▸ **Records about charts and figures**

· · · ·

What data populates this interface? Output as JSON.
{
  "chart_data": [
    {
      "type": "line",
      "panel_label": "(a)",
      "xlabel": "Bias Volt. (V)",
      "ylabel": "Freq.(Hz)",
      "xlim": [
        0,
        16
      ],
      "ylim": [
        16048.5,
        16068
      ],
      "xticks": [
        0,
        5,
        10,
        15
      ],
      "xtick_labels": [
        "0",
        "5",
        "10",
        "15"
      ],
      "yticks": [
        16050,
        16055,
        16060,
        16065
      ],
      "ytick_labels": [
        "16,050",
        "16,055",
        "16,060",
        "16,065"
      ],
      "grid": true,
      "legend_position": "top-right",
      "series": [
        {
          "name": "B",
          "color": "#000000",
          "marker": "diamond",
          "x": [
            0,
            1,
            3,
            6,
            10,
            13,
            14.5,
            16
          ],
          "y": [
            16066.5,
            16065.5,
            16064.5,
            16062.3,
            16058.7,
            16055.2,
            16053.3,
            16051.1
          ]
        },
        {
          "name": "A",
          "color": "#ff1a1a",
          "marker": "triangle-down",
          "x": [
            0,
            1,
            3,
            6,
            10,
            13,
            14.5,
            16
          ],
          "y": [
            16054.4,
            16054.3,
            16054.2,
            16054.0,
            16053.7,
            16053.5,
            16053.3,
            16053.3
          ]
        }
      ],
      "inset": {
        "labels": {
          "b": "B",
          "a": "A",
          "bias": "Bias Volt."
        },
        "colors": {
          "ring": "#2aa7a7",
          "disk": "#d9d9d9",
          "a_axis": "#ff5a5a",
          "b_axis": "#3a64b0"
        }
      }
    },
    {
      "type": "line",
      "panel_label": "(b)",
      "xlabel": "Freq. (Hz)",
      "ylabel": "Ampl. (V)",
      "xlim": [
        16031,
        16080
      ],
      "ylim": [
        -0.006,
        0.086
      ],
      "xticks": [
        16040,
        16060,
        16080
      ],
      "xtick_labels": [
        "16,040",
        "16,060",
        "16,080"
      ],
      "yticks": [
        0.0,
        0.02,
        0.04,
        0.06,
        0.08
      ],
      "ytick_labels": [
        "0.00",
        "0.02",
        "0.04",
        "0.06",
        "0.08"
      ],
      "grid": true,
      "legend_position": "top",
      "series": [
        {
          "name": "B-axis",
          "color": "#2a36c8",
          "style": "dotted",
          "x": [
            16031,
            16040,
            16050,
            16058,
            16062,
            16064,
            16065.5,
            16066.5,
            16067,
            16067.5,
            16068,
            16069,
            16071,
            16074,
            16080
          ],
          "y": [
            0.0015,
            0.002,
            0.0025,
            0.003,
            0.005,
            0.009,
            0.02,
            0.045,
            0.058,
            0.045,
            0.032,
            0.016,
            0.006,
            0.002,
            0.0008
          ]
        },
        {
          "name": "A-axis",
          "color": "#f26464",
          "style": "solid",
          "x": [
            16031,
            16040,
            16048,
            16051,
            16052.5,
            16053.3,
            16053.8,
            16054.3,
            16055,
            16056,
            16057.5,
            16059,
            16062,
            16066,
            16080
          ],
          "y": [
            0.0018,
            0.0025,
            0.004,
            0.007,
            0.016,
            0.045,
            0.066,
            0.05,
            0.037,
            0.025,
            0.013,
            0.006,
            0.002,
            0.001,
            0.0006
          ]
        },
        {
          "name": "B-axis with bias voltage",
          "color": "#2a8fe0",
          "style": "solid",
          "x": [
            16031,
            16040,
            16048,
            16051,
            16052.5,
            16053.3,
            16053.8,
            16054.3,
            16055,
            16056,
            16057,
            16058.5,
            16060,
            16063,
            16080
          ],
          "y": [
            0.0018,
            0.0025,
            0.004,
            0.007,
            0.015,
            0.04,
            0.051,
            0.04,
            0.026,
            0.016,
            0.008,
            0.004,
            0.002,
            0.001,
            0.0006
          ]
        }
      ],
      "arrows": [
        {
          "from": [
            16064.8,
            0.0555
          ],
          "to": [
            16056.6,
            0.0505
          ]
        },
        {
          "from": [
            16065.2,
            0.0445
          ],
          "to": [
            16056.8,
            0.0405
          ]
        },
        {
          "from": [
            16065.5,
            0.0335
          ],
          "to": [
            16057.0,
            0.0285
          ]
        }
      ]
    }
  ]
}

· · · ·

▸ **Requirements**
Could you transcribe the records in full, exactly?

▸ **Exercise output**
What data populates this interface? Output as JSON.
{
  "chart_data": [
    {
      "type": "line",
      "panel_label": "(a)",
      "xlabel": "Bias Volt. (V)",
      "ylabel": "Freq.(Hz)",
      "xlim": [
        0,
        16
      ],
      "ylim": [
        16048.5,
        16068
      ],
      "xticks": [
        0,
        5,
        10,
        15
      ],
      "xtick_labels": [
        "0",
        "5",
        "10",
        "15"
      ],
      "yticks": [
        16050,
        16055,
        16060,
        16065
      ],
      "ytick_labels": [
        "16,050",
        "16,055",
        "16,060",
        "16,065"
      ],
      "grid": true,
      "legend_position": "top-right",
      "series": [
        {
          "name": "B",
          "color": "#000000",
          "marker": "diamond",
          "x": [
            0,
            1,
            3,
            6,
            10,
            13,
            14.5,
            16
          ],
          "y": [
            16066.5,
            16065.5,
            16064.5,
            16062.3,
            16058.7,
            16055.2,
            16053.3,
            16051.1
          ]
        },
        {
          "name": "A",
          "color": "#ff1a1a",
          "marker": "triangle-down",
          "x": [
            0,
            1,
            3,
            6,
            10,
            13,
            14.5,
            16
          ],
          "y": [
            16054.4,
            16054.3,
            16054.2,
            16054.0,
            16053.7,
            16053.5,
            16053.3,
            16053.3
          ]
        }
      ],
      "inset": {
        "labels": {
          "b": "B",
          "a": "A",
          "bias": "Bias Volt."
        },
        "colors": {
          "ring": "#2aa7a7",
          "disk": "#d9d9d9",
          "a_axis": "#ff5a5a",
          "b_axis": "#3a64b0"
        }
      }
    },
    {
      "type": "line",
      "panel_label": "(b)",
      "xlabel": "Freq. (Hz)",
      "ylabel": "Ampl. (V)",
      "xlim": [
        16031,
        16080
      ],
      "ylim": [
        -0.006,
        0.086
      ],
      "xticks": [
        16040,
        16060,
        16080
      ],
      "xtick_labels": [
        "16,040",
        "16,060",
        "16,080"
      ],
      "yticks": [
        0.0,
        0.02,
        0.04,
        0.06,
        0.08
      ],
      "ytick_labels": [
        "0.00",
        "0.02",
        "0.04",
        "0.06",
        "0.08"
      ],
      "grid": true,
      "legend_position": "top",
      "series": [
        {
          "name": "B-axis",
          "color": "#2a36c8",
          "style": "dotted",
          "x": [
            16031,
            16040,
            16050,
            16058,
            16062,
            16064,
            16065.5,
            16066.5,
            16067,
            16067.5,
            16068,
            16069,
            16071,
            16074,
            16080
          ],
          "y": [
            0.0015,
            0.002,
            0.0025,
            0.003,
            0.005,
            0.009,
            0.02,
            0.045,
            0.058,
            0.045,
            0.032,
            0.016,
            0.006,
            0.002,
            0.0008
          ]
        },
        {
          "name": "A-axis",
          "color": "#f26464",
          "style": "solid",
          "x": [
            16031,
            16040,
            16048,
            16051,
            16052.5,
            16053.3,
            16053.8,
            16054.3,
            16055,
            16056,
            16057.5,
            16059,
            16062,
            16066,
            16080
          ],
          "y": [
            0.0018,
            0.0025,
            0.004,
            0.007,
            0.016,
            0.045,
            0.066,
            0.05,
            0.037,
            0.025,
            0.013,
            0.006,
            0.002,
            0.001,
            0.0006
          ]
        },
        {
          "name": "B-axis with bias voltage",
          "color": "#2a8fe0",
          "style": "solid",
          "x": [
            16031,
            16040,
            16048,
            16051,
            16052.5,
            16053.3,
            16053.8,
            16054.3,
            16055,
            16056,
            16057,
            16058.5,
            16060,
            16063,
            16080
          ],
          "y": [
            0.0018,
            0.0025,
            0.004,
            0.007,
            0.015,
            0.04,
            0.051,
            0.04,
            0.026,
            0.016,
            0.008,
            0.004,
            0.002,
            0.001,
            0.0006
          ]
        }
      ],
      "arrows": [
        {
          "from": [
            16064.8,
            0.0555
          ],
          "to": [
            16056.6,
            0.0505
          ]
        },
        {
          "from": [
            16065.2,
            0.0445
          ],
          "to": [
            16056.8,
            0.0405
          ]
        },
        {
          "from": [
            16065.5,
            0.0335
          ],
          "to": [
            16057.0,
            0.0285
          ]
        }
      ]
    }
  ]
}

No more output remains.